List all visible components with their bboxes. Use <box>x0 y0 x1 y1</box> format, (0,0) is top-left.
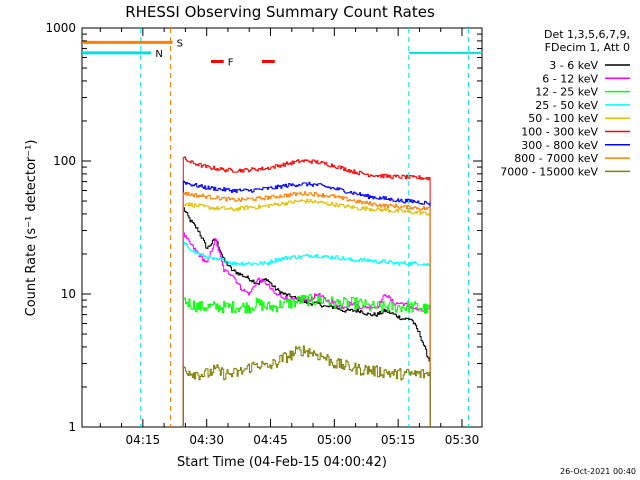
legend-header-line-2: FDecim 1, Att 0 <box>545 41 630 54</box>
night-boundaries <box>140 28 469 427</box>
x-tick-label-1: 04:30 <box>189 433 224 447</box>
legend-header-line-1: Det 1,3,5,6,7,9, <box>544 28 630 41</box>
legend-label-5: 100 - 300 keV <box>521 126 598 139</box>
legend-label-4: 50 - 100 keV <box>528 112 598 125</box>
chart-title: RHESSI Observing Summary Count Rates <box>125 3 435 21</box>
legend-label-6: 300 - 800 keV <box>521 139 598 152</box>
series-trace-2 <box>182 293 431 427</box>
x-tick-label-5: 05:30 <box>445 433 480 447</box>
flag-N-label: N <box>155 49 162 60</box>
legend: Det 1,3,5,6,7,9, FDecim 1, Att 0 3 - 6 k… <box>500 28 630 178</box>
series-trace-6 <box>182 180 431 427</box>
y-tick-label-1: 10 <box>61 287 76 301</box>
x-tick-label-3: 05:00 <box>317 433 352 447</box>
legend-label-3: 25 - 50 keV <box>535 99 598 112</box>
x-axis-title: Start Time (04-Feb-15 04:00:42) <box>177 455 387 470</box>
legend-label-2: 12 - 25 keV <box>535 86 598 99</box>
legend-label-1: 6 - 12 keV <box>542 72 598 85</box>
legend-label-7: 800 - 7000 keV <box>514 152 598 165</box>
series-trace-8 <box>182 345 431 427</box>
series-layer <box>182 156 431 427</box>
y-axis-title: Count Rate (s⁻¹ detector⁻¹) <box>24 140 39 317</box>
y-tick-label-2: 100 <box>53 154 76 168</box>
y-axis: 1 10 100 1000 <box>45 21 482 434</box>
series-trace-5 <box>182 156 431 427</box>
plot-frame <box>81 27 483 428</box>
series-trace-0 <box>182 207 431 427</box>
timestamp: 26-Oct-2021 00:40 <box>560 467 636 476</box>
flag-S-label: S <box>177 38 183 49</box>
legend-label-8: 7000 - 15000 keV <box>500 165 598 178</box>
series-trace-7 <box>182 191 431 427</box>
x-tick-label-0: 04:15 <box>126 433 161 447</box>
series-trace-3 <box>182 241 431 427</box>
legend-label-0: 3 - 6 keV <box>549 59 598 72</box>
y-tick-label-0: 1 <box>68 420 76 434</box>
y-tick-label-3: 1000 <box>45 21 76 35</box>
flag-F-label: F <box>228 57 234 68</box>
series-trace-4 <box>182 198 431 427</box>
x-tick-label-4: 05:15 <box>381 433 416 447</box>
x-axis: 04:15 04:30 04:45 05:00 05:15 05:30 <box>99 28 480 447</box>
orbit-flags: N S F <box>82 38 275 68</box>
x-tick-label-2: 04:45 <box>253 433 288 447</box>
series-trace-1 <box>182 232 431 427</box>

....

▸ Exercise task: Pull out every line of the rows above that contains the string "trace", matching case exactly.

▸ Output below:
series-trace-2 <box>182 293 431 427</box>
series-trace-6 <box>182 180 431 427</box>
series-trace-8 <box>182 345 431 427</box>
series-trace-5 <box>182 156 431 427</box>
series-trace-0 <box>182 207 431 427</box>
series-trace-7 <box>182 191 431 427</box>
series-trace-3 <box>182 241 431 427</box>
series-trace-4 <box>182 198 431 427</box>
series-trace-1 <box>182 232 431 427</box>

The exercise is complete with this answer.